→ GIVEN EXERCISE
Pull out from the material below all lines with "that".

>>>

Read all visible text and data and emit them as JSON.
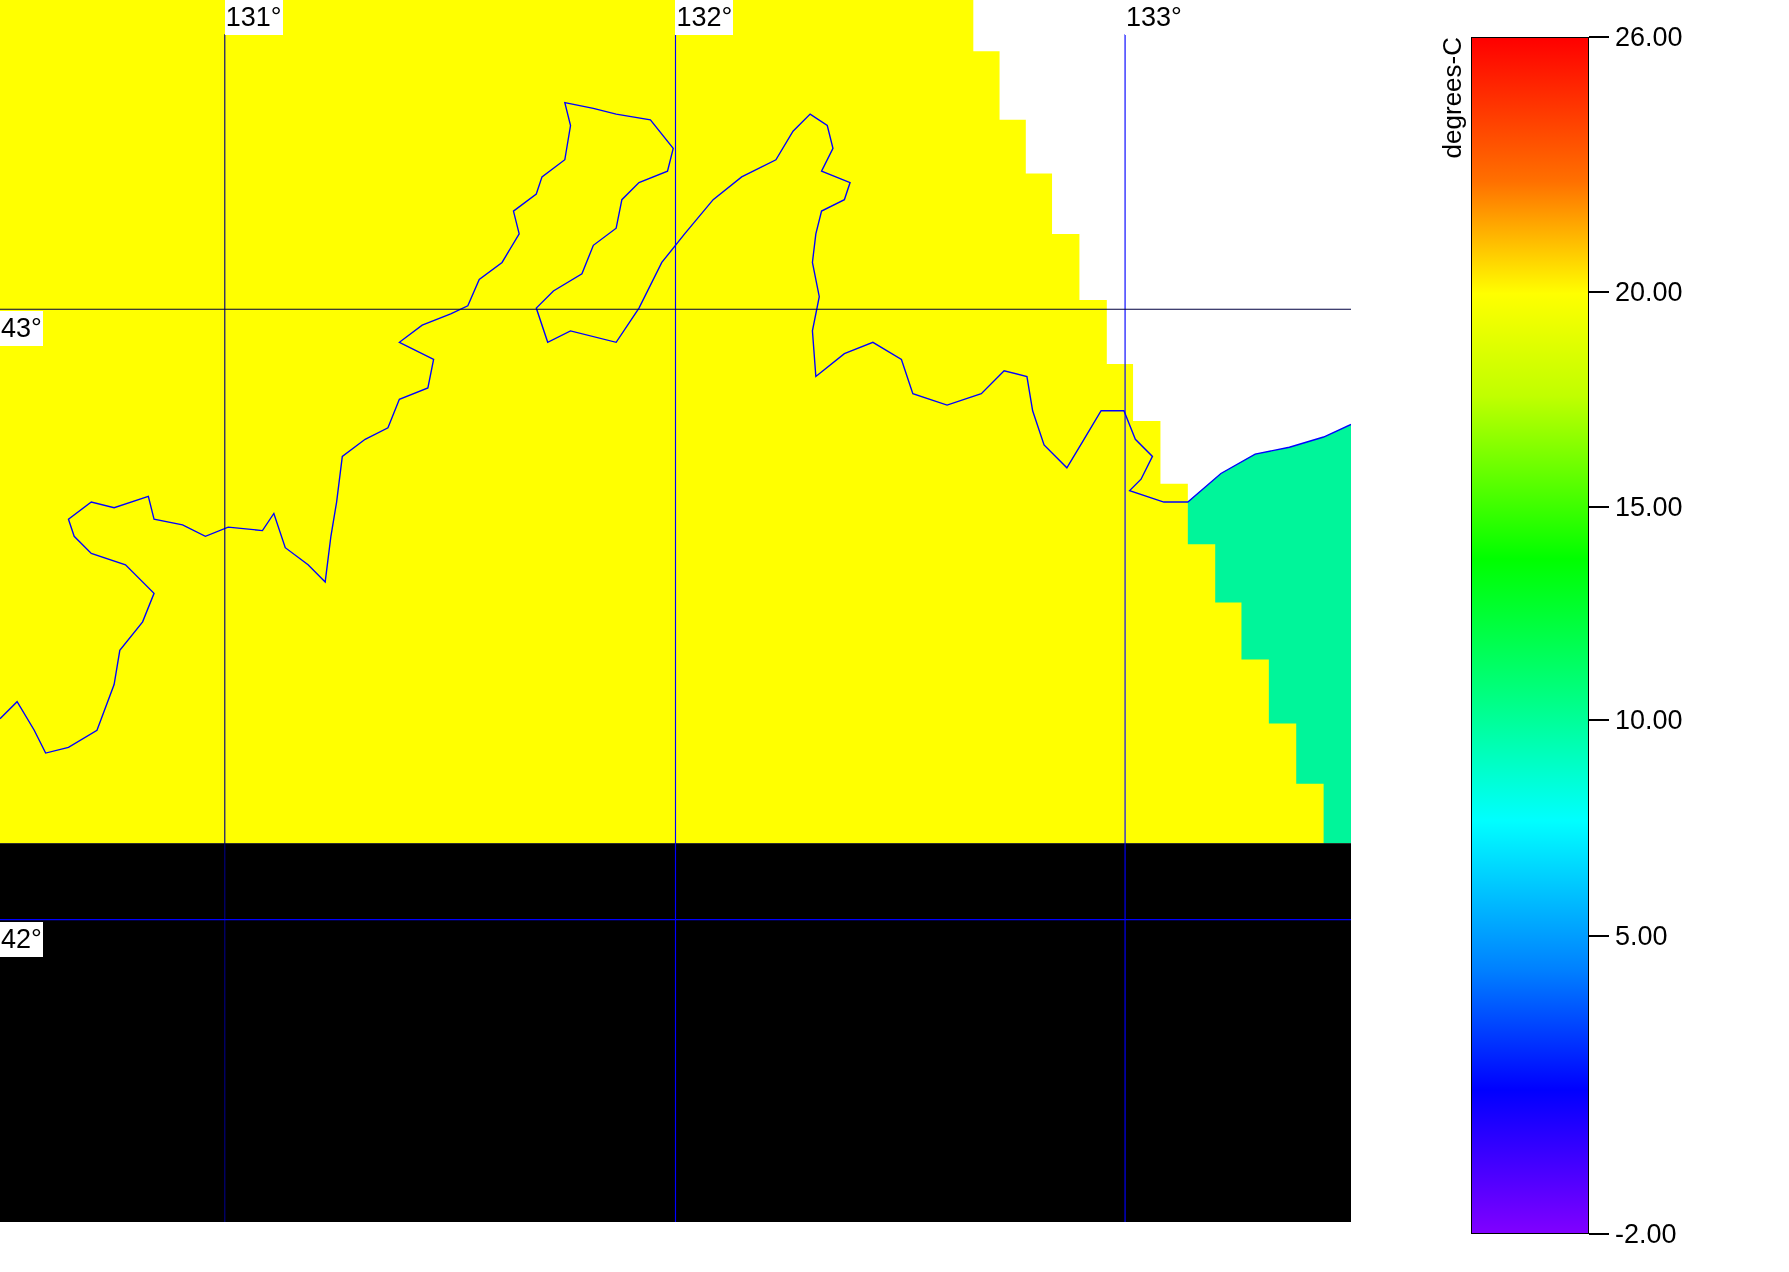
{
  "map": {
    "longitude_labels": [
      "131°",
      "132°",
      "133°"
    ],
    "latitude_labels": [
      "43°",
      "42°"
    ]
  },
  "legend": {
    "title": "degrees-C",
    "ticks": [
      "26.00",
      "20.00",
      "15.00",
      "10.00",
      "5.00",
      "-2.00"
    ]
  }
}
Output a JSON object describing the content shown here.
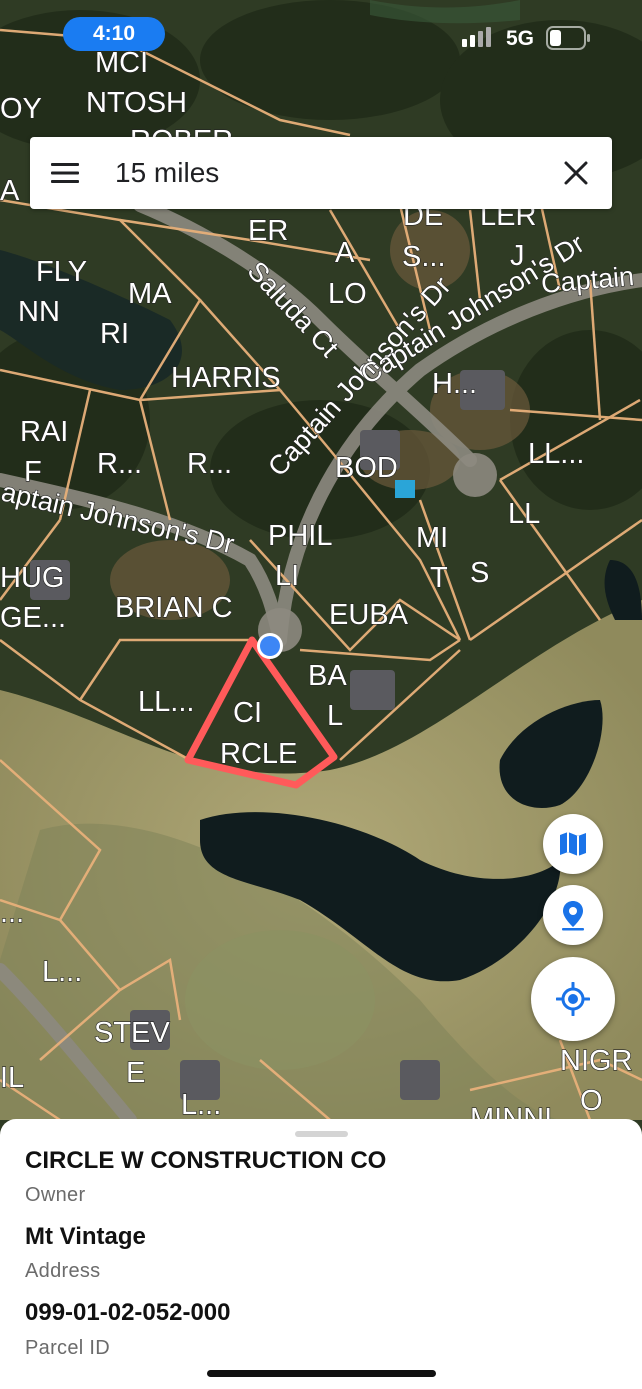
{
  "status": {
    "time": "4:10",
    "network": "5G"
  },
  "search": {
    "query": "15 miles"
  },
  "map": {
    "parcel_labels": [
      "MCI",
      "NTOSH",
      "ROBER",
      "OY",
      "A",
      "ER",
      "DE",
      "S...",
      "LER",
      "J",
      "FLY",
      "NN",
      "MA",
      "RI",
      "A",
      "LO",
      "HARRIS",
      "H...",
      "RAI",
      "F",
      "R...",
      "R...",
      "BOD",
      "LL...",
      "LL",
      "PHIL",
      "LI",
      "MI",
      "T",
      "S",
      "HUG",
      "GE...",
      "BRIAN C",
      "EUBA",
      "BA",
      "L",
      "LL...",
      "CI",
      "RCLE",
      "...",
      "L...",
      "STEV",
      "E",
      "L...",
      "IL",
      "NIGR",
      "O",
      "MINNI"
    ],
    "road_labels": [
      "Saluda Ct",
      "Captain Johnson's Dr",
      "Captain Johnson's Dr",
      "Captain"
    ],
    "colors": {
      "parcel_line": "#e8b07a",
      "highlight": "#ff5a5a",
      "location_dot": "#3d86f5"
    }
  },
  "controls": {
    "layers_icon": "map-layers-icon",
    "pin_icon": "location-pin-icon",
    "locate_icon": "my-location-icon",
    "accent": "#1a73e8"
  },
  "details": {
    "owner_value": "CIRCLE W CONSTRUCTION CO",
    "owner_label": "Owner",
    "address_value": "Mt Vintage",
    "address_label": "Address",
    "parcel_value": "099-01-02-052-000",
    "parcel_label": "Parcel ID"
  }
}
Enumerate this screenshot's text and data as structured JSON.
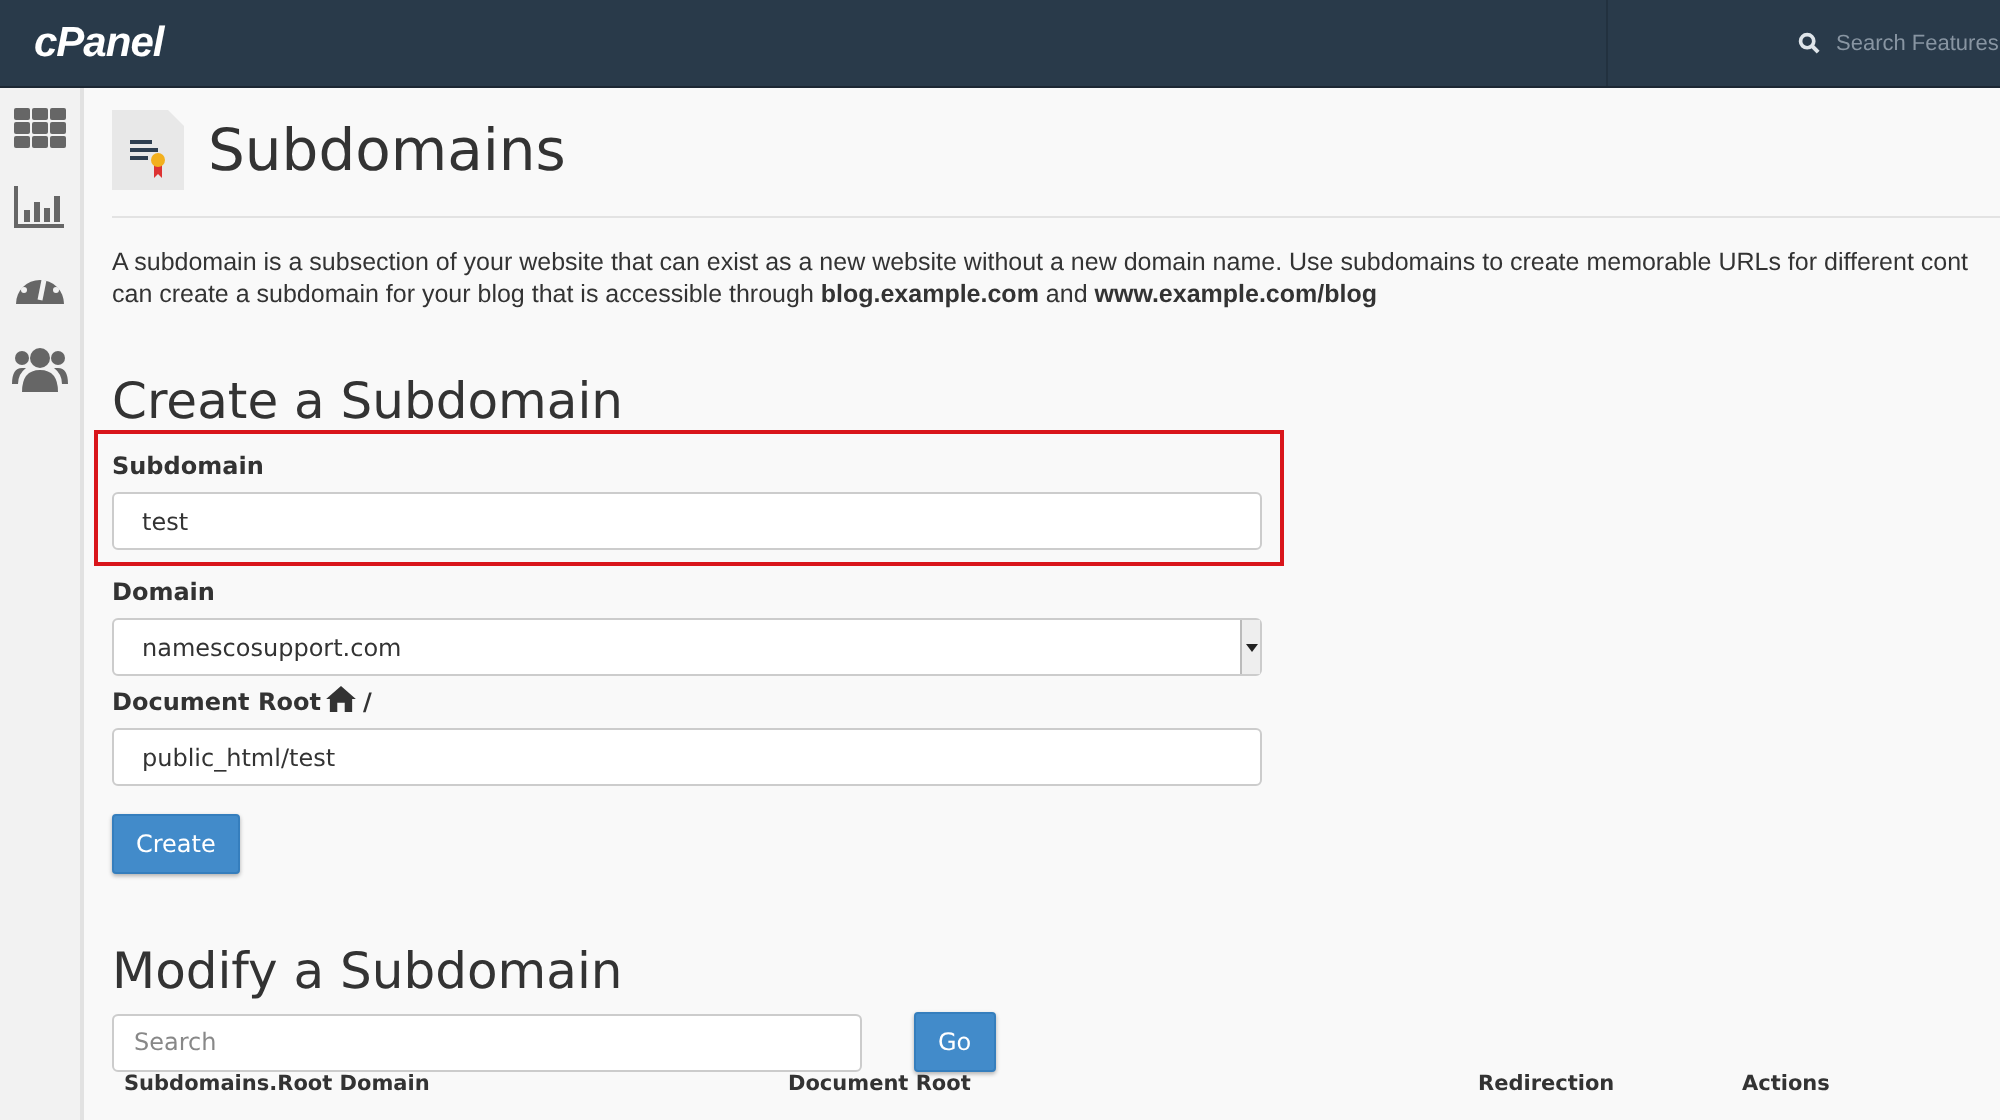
{
  "top_bar": {
    "logo": "cPanel",
    "search": {
      "placeholder": "Search Features"
    }
  },
  "sidebar": {
    "items": [
      {
        "kind": "grid"
      },
      {
        "kind": "chart"
      },
      {
        "kind": "gauge"
      },
      {
        "kind": "users"
      }
    ]
  },
  "page": {
    "title": "Subdomains",
    "description_lines": [
      "A subdomain is a subsection of your website that can exist as a new website without a new domain name. Use subdomains to create memorable URLs for different cont",
      "can create a subdomain for your blog that is accessible through **blog.example.com** and **www.example.com/blog**"
    ]
  },
  "create_form": {
    "heading": "Create a Subdomain",
    "fields": [
      {
        "kind": "text",
        "label": "Subdomain",
        "value": "test",
        "highlighted": true
      },
      {
        "kind": "select",
        "label": "Domain",
        "value": "namescosupport.com",
        "highlighted": false
      },
      {
        "kind": "docroot",
        "label": "Document Root",
        "suffix": "/",
        "value": "public_html/test",
        "highlighted": false
      }
    ],
    "button": "Create"
  },
  "modify": {
    "heading": "Modify a Subdomain",
    "search": {
      "placeholder": "Search"
    },
    "button": "Go",
    "table": {
      "columns": [
        "Subdomains.Root Domain",
        "Document Root",
        "Redirection",
        "Actions"
      ]
    }
  }
}
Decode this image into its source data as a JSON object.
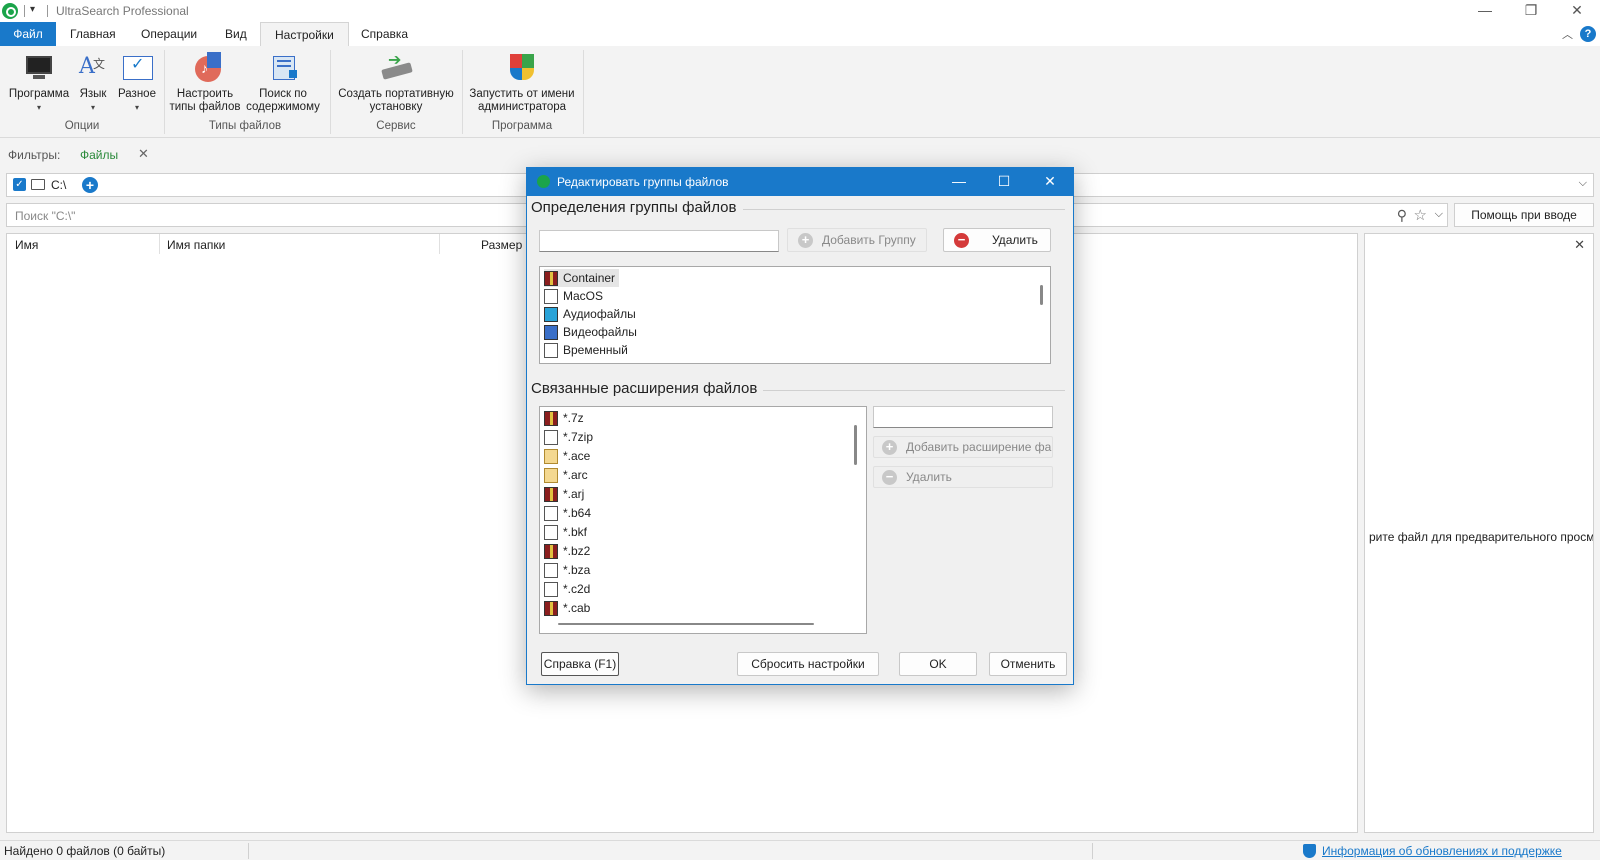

<<<

→ FULL SOLUTION
      "A subdomain is a subsection of your website that can exist as a new website without a new domain name. Use subdomains to create memorable URLs for different cont",
      "can create a subdomain for your blog that is accessible through **blog.example.com** and **www.example.com/blog**"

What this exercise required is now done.